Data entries
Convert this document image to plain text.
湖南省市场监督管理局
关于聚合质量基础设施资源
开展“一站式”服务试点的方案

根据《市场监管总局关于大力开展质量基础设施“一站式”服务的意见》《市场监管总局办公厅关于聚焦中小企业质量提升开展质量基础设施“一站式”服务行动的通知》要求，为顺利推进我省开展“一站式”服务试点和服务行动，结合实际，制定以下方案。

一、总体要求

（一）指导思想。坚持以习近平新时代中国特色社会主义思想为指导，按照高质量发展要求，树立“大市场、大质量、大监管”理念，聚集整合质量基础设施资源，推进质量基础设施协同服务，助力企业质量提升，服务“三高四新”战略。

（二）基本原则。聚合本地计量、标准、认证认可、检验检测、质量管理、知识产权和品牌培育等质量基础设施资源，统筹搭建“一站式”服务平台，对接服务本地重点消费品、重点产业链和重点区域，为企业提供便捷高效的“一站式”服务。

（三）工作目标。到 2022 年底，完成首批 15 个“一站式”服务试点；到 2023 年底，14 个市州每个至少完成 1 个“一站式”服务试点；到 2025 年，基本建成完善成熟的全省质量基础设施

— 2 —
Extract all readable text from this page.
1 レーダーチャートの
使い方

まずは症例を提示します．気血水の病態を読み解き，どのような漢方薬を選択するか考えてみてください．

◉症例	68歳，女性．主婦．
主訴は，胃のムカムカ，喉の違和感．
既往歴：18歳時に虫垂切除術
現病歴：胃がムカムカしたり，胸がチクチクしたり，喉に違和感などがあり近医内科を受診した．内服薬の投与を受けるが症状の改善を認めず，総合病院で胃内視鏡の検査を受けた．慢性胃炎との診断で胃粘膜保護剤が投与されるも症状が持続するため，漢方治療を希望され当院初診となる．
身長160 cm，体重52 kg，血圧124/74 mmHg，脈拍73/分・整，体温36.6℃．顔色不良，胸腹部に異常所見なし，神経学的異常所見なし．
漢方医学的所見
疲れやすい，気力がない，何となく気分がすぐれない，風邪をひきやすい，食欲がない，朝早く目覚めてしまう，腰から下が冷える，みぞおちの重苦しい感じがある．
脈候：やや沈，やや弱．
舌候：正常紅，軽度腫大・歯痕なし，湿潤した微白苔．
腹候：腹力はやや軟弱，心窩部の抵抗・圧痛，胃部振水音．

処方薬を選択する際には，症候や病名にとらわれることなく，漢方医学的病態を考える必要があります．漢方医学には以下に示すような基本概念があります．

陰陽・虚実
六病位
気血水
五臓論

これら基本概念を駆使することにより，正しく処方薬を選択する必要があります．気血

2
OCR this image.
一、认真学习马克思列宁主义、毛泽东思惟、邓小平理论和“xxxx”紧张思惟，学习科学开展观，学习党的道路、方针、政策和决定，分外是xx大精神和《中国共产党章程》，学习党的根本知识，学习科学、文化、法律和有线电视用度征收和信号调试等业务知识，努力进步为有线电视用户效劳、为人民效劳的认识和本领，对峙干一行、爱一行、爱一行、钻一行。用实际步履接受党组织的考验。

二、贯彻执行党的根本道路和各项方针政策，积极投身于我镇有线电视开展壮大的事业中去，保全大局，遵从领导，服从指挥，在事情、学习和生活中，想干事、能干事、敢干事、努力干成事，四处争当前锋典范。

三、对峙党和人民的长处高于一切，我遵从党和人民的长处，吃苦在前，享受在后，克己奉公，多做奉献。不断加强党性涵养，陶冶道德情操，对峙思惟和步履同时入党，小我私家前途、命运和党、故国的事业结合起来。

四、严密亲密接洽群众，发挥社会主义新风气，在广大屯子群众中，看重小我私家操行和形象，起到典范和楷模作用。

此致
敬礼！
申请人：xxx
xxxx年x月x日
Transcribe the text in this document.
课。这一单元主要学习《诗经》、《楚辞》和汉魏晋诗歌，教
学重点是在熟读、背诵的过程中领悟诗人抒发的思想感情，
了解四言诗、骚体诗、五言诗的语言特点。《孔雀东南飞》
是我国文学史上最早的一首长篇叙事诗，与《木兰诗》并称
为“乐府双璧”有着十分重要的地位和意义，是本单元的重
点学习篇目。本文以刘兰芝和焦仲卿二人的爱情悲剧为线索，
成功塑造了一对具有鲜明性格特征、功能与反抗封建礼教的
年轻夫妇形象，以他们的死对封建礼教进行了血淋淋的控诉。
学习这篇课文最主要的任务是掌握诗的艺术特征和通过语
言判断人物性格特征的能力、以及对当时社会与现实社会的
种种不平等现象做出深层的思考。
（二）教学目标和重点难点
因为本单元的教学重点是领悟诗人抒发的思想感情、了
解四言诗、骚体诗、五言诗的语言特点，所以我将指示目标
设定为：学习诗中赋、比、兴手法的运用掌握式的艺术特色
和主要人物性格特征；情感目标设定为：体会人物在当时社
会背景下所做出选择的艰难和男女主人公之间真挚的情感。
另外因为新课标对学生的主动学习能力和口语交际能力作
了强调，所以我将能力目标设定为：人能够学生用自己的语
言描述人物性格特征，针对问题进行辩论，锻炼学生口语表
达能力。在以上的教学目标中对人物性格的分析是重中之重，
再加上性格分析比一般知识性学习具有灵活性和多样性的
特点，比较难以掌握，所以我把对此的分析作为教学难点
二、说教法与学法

**Exercise directions**
Extract the complete listing verbatim.

**Answer to the exercise**
Convert this document image to plain text.
湖南省市场监督管理局
关于聚合质量基础设施资源
开展“一站式”服务试点的方案

根据《市场监管总局关于大力开展质量基础设施“一站式”服务的意见》《市场监管总局办公厅关于聚焦中小企业质量提升开展质量基础设施“一站式”服务行动的通知》要求，为顺利推进我省开展“一站式”服务试点和服务行动，结合实际，制定以下方案。

一、总体要求

（一）指导思想。坚持以习近平新时代中国特色社会主义思想为指导，按照高质量发展要求，树立“大市场、大质量、大监管”理念，聚集整合质量基础设施资源，推进质量基础设施协同服务，助力企业质量提升，服务“三高四新”战略。

（二）基本原则。聚合本地计量、标准、认证认可、检验检测、质量管理、知识产权和品牌培育等质量基础设施资源，统筹搭建“一站式”服务平台，对接服务本地重点消费品、重点产业链和重点区域，为企业提供便捷高效的“一站式”服务。

（三）工作目标。到 2022 年底，完成首批 15 个“一站式”服务试点；到 2023 年底，14 个市州每个至少完成 1 个“一站式”服务试点；到 2025 年，基本建成完善成熟的全省质量基础设施

— 2 —
Extract all readable text from this page.
1 レーダーチャートの
使い方

まずは症例を提示します．気血水の病態を読み解き，どのような漢方薬を選択するか考えてみてください．

◉症例	68歳，女性．主婦．
主訴は，胃のムカムカ，喉の違和感．
既往歴：18歳時に虫垂切除術
現病歴：胃がムカムカしたり，胸がチクチクしたり，喉に違和感などがあり近医内科を受診した．内服薬の投与を受けるが症状の改善を認めず，総合病院で胃内視鏡の検査を受けた．慢性胃炎との診断で胃粘膜保護剤が投与されるも症状が持続するため，漢方治療を希望され当院初診となる．
身長160 cm，体重52 kg，血圧124/74 mmHg，脈拍73/分・整，体温36.6℃．顔色不良，胸腹部に異常所見なし，神経学的異常所見なし．
漢方医学的所見
疲れやすい，気力がない，何となく気分がすぐれない，風邪をひきやすい，食欲がない，朝早く目覚めてしまう，腰から下が冷える，みぞおちの重苦しい感じがある．
脈候：やや沈，やや弱．
舌候：正常紅，軽度腫大・歯痕なし，湿潤した微白苔．
腹候：腹力はやや軟弱，心窩部の抵抗・圧痛，胃部振水音．

処方薬を選択する際には，症候や病名にとらわれることなく，漢方医学的病態を考える必要があります．漢方医学には以下に示すような基本概念があります．

陰陽・虚実
六病位
気血水
五臓論

これら基本概念を駆使することにより，正しく処方薬を選択する必要があります．気血

2
OCR this image.
一、认真学习马克思列宁主义、毛泽东思惟、邓小平理论和“xxxx”紧张思惟，学习科学开展观，学习党的道路、方针、政策和决定，分外是xx大精神和《中国共产党章程》，学习党的根本知识，学习科学、文化、法律和有线电视用度征收和信号调试等业务知识，努力进步为有线电视用户效劳、为人民效劳的认识和本领，对峙干一行、爱一行、爱一行、钻一行。用实际步履接受党组织的考验。

二、贯彻执行党的根本道路和各项方针政策，积极投身于我镇有线电视开展壮大的事业中去，保全大局，遵从领导，服从指挥，在事情、学习和生活中，想干事、能干事、敢干事、努力干成事，四处争当前锋典范。

三、对峙党和人民的长处高于一切，我遵从党和人民的长处，吃苦在前，享受在后，克己奉公，多做奉献。不断加强党性涵养，陶冶道德情操，对峙思惟和步履同时入党，小我私家前途、命运和党、故国的事业结合起来。

四、严密亲密接洽群众，发挥社会主义新风气，在广大屯子群众中，看重小我私家操行和形象，起到典范和楷模作用。

此致
敬礼！
申请人：xxx
xxxx年x月x日
Transcribe the text in this document.
课。这一单元主要学习《诗经》、《楚辞》和汉魏晋诗歌，教
学重点是在熟读、背诵的过程中领悟诗人抒发的思想感情，
了解四言诗、骚体诗、五言诗的语言特点。《孔雀东南飞》
是我国文学史上最早的一首长篇叙事诗，与《木兰诗》并称
为“乐府双璧”有着十分重要的地位和意义，是本单元的重
点学习篇目。本文以刘兰芝和焦仲卿二人的爱情悲剧为线索，
成功塑造了一对具有鲜明性格特征、功能与反抗封建礼教的
年轻夫妇形象，以他们的死对封建礼教进行了血淋淋的控诉。
学习这篇课文最主要的任务是掌握诗的艺术特征和通过语
言判断人物性格特征的能力、以及对当时社会与现实社会的
种种不平等现象做出深层的思考。
（二）教学目标和重点难点
因为本单元的教学重点是领悟诗人抒发的思想感情、了
解四言诗、骚体诗、五言诗的语言特点，所以我将指示目标
设定为：学习诗中赋、比、兴手法的运用掌握式的艺术特色
和主要人物性格特征；情感目标设定为：体会人物在当时社
会背景下所做出选择的艰难和男女主人公之间真挚的情感。
另外因为新课标对学生的主动学习能力和口语交际能力作
了强调，所以我将能力目标设定为：人能够学生用自己的语
言描述人物性格特征，针对问题进行辩论，锻炼学生口语表
达能力。在以上的教学目标中对人物性格的分析是重中之重，
再加上性格分析比一般知识性学习具有灵活性和多样性的
特点，比较难以掌握，所以我把对此的分析作为教学难点
二、说教法与学法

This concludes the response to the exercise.